▸ **TASK DESCRIPTION**: Only lines with the string "colors" matter here; gather them from the material below.

▸ **EXTRACTED ENTRIES**:
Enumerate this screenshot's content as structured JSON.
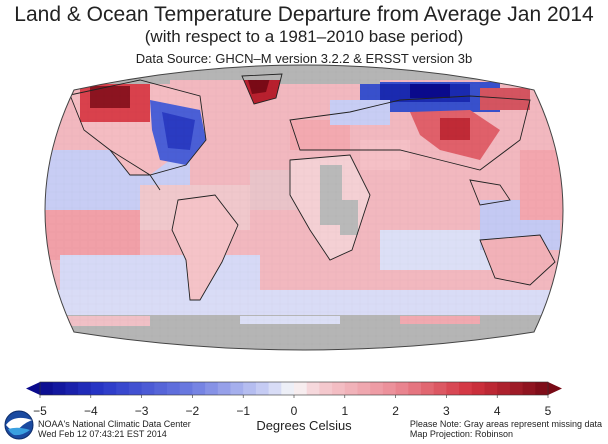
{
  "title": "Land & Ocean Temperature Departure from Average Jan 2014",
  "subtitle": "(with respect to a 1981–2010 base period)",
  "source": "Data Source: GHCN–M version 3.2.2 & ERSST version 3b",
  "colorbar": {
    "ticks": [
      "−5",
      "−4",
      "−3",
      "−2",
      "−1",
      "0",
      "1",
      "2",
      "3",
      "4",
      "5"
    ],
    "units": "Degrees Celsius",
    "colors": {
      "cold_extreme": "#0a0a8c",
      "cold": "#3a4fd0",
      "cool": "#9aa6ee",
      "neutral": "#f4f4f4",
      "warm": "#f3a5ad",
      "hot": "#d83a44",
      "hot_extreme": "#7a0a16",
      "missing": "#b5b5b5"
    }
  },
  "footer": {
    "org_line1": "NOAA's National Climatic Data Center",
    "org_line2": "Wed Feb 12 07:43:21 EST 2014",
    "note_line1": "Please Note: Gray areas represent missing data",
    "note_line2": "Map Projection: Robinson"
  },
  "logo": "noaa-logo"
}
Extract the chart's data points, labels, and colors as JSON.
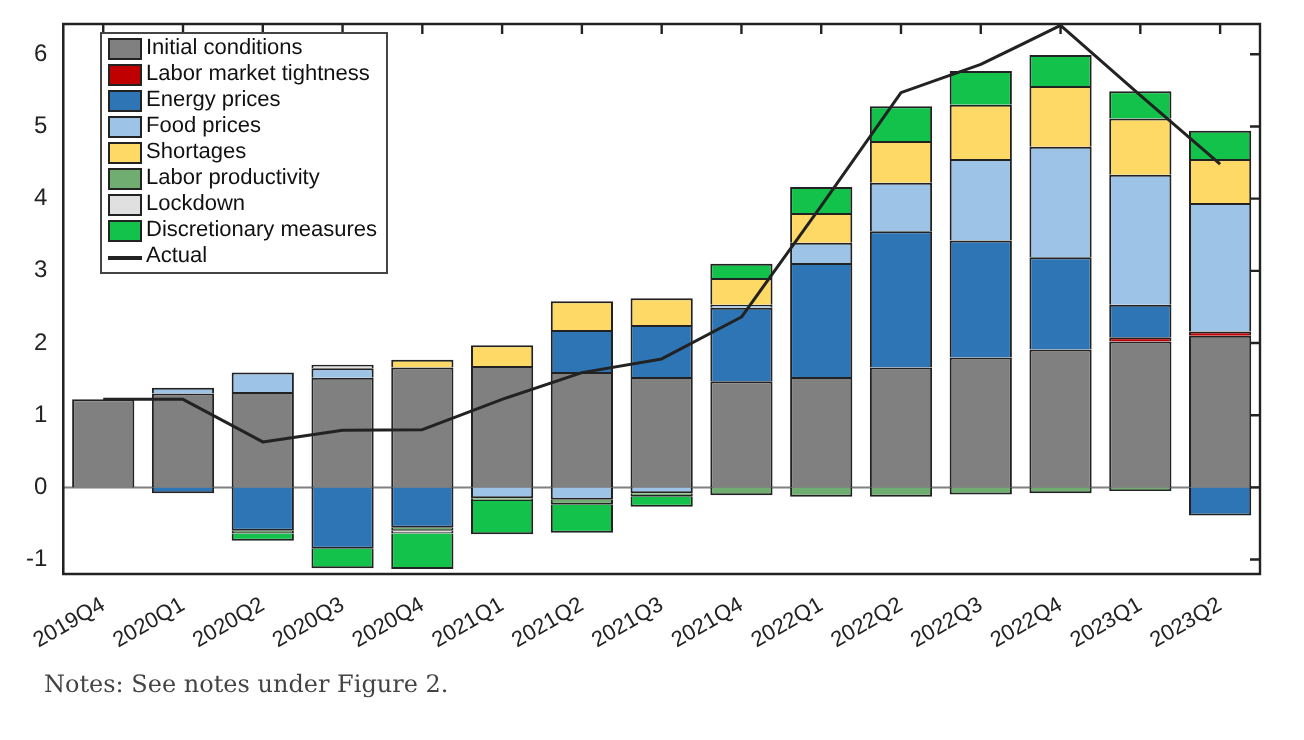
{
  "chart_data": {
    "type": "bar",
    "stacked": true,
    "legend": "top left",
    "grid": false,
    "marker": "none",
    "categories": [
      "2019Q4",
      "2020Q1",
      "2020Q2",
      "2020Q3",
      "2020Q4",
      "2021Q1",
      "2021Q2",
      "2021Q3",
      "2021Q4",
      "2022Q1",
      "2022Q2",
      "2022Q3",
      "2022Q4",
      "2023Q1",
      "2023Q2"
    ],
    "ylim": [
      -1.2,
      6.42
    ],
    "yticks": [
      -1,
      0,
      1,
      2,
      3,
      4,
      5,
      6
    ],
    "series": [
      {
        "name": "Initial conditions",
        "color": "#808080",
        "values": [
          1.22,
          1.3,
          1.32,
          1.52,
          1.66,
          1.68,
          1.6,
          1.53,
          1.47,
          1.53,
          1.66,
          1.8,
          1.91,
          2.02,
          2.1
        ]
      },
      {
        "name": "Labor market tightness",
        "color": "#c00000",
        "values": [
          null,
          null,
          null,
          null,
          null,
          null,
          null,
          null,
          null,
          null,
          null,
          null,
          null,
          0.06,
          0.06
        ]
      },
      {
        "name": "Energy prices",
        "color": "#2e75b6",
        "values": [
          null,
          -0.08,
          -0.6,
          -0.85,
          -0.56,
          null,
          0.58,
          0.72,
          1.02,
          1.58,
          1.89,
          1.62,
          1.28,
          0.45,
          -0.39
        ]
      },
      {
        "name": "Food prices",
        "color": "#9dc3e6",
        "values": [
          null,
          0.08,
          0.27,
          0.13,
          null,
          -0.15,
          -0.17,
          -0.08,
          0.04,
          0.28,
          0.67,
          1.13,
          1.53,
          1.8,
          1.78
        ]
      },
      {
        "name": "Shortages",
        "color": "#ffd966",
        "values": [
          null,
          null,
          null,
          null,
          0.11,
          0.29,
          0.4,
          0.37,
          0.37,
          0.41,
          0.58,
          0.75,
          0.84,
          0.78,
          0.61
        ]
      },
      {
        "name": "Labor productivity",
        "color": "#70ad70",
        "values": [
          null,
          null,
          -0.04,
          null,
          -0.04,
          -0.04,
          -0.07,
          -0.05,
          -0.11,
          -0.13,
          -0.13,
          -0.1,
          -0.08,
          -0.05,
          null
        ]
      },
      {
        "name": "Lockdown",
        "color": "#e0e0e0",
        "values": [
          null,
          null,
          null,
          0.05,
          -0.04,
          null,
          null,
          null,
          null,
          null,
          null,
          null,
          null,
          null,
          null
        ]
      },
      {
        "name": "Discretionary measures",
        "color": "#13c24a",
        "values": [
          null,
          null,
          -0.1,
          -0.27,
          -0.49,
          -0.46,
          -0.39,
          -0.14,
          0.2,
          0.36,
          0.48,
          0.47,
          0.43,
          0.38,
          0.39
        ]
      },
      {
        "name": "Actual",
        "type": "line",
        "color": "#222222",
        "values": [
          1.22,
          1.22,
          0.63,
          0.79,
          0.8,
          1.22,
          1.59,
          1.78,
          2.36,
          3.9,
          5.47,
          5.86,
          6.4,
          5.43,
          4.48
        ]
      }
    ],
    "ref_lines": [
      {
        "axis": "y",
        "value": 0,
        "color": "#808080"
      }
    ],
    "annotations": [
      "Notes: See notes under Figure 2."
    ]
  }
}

==

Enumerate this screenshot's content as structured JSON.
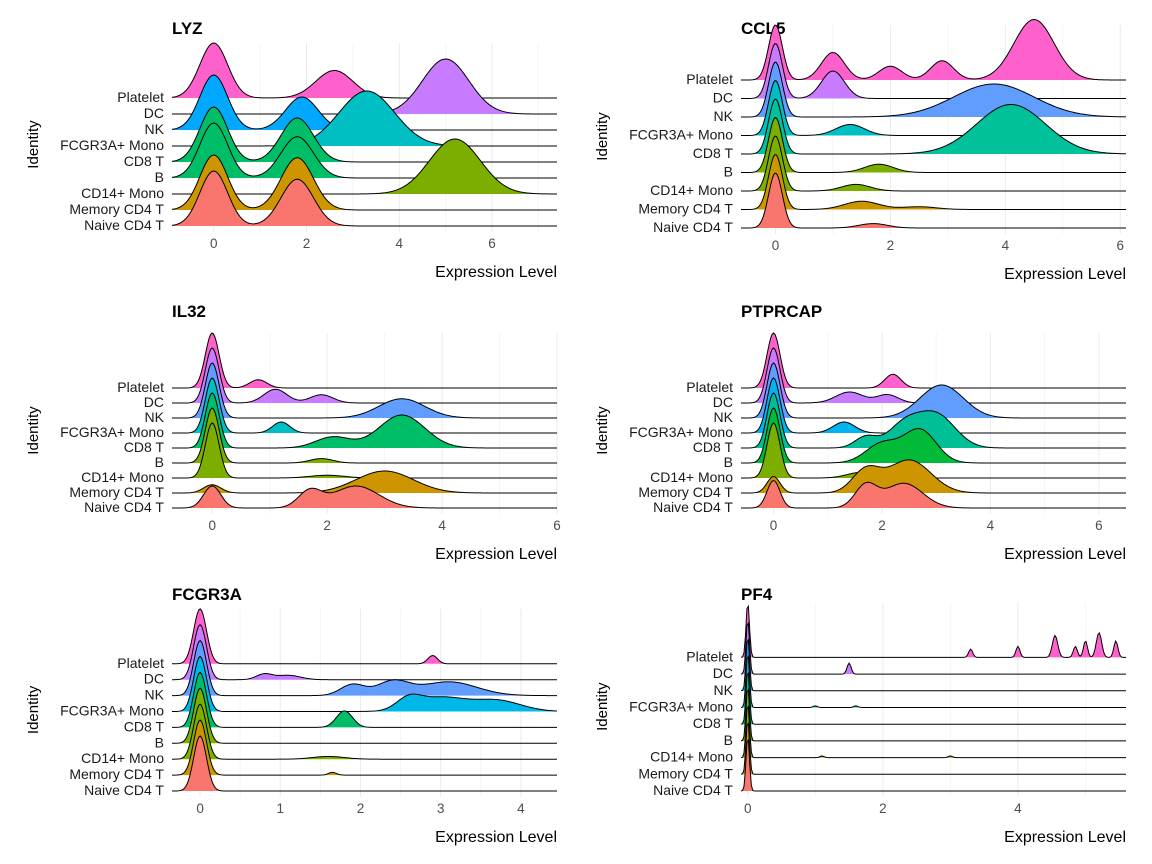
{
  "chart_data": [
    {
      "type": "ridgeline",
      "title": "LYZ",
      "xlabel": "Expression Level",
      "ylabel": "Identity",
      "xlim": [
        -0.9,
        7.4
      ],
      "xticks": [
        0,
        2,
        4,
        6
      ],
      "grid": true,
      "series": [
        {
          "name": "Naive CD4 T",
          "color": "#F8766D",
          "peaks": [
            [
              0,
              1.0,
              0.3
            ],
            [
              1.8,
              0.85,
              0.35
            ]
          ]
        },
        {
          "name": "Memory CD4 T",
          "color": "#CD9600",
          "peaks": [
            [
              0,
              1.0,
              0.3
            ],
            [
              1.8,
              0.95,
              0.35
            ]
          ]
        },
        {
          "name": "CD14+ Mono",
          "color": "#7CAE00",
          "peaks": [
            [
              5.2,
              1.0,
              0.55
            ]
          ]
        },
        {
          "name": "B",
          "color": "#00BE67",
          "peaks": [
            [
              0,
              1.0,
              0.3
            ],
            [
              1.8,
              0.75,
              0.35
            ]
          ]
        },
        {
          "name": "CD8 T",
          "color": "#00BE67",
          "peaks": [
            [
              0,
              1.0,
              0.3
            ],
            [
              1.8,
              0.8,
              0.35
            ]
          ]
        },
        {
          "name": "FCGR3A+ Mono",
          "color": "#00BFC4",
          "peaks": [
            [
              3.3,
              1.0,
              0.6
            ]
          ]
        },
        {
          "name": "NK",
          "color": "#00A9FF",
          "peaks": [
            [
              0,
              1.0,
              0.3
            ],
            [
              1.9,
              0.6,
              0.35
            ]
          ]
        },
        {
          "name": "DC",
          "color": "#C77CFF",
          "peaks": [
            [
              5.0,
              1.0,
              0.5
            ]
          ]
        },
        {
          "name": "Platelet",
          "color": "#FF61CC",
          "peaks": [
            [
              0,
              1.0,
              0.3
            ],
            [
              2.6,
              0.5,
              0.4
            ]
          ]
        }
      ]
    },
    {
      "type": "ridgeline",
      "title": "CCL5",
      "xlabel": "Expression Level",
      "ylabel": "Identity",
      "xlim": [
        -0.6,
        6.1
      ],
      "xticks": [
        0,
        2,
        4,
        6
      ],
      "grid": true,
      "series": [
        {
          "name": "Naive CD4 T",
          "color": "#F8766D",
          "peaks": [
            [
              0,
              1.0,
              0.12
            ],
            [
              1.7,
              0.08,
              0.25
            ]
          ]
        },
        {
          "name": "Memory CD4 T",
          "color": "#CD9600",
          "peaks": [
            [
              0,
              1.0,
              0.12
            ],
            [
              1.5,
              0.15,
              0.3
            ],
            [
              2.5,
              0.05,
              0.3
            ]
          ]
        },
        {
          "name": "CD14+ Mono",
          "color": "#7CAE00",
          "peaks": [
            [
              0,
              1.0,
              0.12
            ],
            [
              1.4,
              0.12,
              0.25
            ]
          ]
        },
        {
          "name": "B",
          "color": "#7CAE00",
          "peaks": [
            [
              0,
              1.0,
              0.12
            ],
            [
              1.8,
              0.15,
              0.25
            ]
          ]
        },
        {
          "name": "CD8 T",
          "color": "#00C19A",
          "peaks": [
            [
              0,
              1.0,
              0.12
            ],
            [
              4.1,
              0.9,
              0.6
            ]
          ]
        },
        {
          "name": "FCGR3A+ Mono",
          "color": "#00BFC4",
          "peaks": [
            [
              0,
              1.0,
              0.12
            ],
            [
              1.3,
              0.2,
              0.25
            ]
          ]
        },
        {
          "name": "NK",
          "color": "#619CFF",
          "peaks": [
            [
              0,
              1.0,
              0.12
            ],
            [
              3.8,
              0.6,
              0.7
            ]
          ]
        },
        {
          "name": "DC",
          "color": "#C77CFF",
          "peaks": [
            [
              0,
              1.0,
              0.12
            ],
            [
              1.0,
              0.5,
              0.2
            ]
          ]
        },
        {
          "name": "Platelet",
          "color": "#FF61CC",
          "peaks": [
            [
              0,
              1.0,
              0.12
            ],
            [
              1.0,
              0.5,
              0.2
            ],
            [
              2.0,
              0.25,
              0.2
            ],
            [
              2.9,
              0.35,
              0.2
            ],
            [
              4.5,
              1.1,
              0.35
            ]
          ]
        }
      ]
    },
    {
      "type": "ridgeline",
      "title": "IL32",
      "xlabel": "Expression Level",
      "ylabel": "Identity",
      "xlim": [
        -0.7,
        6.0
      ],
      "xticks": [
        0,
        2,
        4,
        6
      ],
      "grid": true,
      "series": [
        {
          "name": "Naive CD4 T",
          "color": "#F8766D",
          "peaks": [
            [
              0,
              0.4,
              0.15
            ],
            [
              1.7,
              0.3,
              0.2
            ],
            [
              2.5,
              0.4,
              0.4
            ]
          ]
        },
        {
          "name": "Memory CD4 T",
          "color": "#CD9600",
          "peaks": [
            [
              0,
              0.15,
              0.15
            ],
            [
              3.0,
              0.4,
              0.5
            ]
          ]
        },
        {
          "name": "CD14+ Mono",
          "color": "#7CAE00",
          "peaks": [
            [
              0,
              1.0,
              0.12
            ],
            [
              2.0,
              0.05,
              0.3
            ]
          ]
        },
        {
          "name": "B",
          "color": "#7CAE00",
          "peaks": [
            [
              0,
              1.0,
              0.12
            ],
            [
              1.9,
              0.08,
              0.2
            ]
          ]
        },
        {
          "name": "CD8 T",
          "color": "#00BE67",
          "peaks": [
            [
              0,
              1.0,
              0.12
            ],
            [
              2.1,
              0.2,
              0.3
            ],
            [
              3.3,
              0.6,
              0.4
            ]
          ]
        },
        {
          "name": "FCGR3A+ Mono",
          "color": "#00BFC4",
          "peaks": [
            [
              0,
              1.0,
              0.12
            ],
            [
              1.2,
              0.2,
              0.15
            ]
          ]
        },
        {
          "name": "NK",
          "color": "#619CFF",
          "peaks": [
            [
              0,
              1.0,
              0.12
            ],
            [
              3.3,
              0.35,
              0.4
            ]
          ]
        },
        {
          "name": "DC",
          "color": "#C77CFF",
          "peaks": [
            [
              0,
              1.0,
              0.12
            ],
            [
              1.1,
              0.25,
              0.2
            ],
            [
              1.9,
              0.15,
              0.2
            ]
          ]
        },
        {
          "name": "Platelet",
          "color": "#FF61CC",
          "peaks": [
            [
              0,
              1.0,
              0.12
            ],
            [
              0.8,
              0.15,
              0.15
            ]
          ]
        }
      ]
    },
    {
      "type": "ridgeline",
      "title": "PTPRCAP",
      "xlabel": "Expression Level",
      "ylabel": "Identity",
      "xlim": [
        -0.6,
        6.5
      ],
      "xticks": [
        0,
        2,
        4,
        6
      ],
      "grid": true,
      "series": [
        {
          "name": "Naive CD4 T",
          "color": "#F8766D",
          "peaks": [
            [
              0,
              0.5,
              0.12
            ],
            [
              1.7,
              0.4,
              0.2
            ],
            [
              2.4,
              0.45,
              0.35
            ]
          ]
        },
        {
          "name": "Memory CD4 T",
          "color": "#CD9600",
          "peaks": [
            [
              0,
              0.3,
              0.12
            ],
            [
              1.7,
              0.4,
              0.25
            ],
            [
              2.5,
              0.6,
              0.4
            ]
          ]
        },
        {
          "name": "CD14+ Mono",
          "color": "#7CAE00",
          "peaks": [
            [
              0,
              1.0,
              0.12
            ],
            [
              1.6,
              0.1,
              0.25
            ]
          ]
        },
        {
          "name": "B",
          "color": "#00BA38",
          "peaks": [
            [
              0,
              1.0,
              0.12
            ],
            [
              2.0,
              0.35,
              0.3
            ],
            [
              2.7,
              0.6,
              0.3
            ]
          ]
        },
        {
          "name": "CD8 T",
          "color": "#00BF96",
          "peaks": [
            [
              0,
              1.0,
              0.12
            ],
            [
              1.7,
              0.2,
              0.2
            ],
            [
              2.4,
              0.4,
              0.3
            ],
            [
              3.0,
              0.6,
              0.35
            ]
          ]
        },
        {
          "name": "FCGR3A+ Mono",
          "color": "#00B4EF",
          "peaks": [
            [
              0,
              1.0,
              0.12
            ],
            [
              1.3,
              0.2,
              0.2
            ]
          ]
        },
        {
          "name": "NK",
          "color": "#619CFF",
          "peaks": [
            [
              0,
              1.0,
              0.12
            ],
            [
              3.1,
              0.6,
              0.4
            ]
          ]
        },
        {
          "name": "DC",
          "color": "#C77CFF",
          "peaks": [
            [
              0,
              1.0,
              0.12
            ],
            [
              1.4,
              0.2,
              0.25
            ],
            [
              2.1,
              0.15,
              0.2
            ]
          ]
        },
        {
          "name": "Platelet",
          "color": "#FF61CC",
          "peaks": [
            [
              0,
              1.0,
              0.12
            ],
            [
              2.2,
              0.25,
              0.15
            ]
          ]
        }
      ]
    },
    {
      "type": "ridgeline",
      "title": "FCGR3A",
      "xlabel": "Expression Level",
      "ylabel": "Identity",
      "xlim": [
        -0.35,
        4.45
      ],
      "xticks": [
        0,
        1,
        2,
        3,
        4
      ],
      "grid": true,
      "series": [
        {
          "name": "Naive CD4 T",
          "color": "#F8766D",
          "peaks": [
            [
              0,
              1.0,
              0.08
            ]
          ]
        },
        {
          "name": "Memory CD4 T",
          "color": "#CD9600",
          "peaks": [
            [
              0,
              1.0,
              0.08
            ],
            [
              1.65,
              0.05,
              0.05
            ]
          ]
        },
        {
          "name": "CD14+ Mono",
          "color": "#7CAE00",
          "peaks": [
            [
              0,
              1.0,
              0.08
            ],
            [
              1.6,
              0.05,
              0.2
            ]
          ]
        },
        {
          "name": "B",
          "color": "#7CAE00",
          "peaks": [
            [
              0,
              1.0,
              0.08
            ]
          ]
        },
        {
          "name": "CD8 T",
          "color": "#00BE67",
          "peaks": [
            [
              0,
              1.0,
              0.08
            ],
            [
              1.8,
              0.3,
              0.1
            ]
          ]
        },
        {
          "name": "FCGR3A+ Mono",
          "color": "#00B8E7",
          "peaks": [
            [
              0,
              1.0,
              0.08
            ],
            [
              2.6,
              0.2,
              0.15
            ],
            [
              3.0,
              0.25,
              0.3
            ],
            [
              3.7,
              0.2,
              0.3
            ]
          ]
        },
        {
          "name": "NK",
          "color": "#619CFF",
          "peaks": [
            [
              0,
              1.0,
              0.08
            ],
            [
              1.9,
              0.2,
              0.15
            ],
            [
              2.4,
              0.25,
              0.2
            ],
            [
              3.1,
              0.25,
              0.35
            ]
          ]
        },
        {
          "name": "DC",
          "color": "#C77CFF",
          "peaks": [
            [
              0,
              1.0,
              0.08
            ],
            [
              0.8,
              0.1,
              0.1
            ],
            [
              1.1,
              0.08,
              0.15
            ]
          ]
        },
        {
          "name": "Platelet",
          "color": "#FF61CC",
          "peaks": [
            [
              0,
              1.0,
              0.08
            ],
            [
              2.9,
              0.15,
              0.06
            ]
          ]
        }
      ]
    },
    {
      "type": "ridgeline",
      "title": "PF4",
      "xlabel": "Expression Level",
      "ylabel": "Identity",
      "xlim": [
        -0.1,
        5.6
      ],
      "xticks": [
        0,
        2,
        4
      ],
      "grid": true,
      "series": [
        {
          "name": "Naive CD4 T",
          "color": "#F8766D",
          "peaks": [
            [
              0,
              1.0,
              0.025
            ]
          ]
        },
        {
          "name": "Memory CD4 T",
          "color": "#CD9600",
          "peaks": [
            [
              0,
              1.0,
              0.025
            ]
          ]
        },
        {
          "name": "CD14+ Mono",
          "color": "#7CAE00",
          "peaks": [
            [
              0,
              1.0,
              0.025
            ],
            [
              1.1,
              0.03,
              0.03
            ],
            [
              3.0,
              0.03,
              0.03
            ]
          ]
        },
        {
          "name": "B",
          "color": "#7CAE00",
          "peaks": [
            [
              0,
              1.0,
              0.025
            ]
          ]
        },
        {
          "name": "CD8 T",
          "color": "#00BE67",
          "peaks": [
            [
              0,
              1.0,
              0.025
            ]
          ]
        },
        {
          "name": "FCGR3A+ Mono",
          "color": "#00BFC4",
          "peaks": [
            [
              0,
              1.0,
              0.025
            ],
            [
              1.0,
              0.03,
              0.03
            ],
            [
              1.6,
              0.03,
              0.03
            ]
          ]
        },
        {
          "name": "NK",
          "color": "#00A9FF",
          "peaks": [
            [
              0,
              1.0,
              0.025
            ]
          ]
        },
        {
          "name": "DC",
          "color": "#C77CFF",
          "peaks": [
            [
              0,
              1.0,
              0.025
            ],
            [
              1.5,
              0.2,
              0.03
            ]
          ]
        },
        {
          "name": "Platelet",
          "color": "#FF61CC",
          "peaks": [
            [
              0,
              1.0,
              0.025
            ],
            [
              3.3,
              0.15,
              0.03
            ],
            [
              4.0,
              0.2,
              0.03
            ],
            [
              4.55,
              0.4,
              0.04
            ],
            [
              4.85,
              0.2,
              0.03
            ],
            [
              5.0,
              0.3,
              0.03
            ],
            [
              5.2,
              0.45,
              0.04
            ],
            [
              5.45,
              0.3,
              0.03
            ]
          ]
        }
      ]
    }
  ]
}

▸ **RESULT OF THE EXERCISE**:
    "colors": {
Extract the chart's data points, labels, and colors as JSON.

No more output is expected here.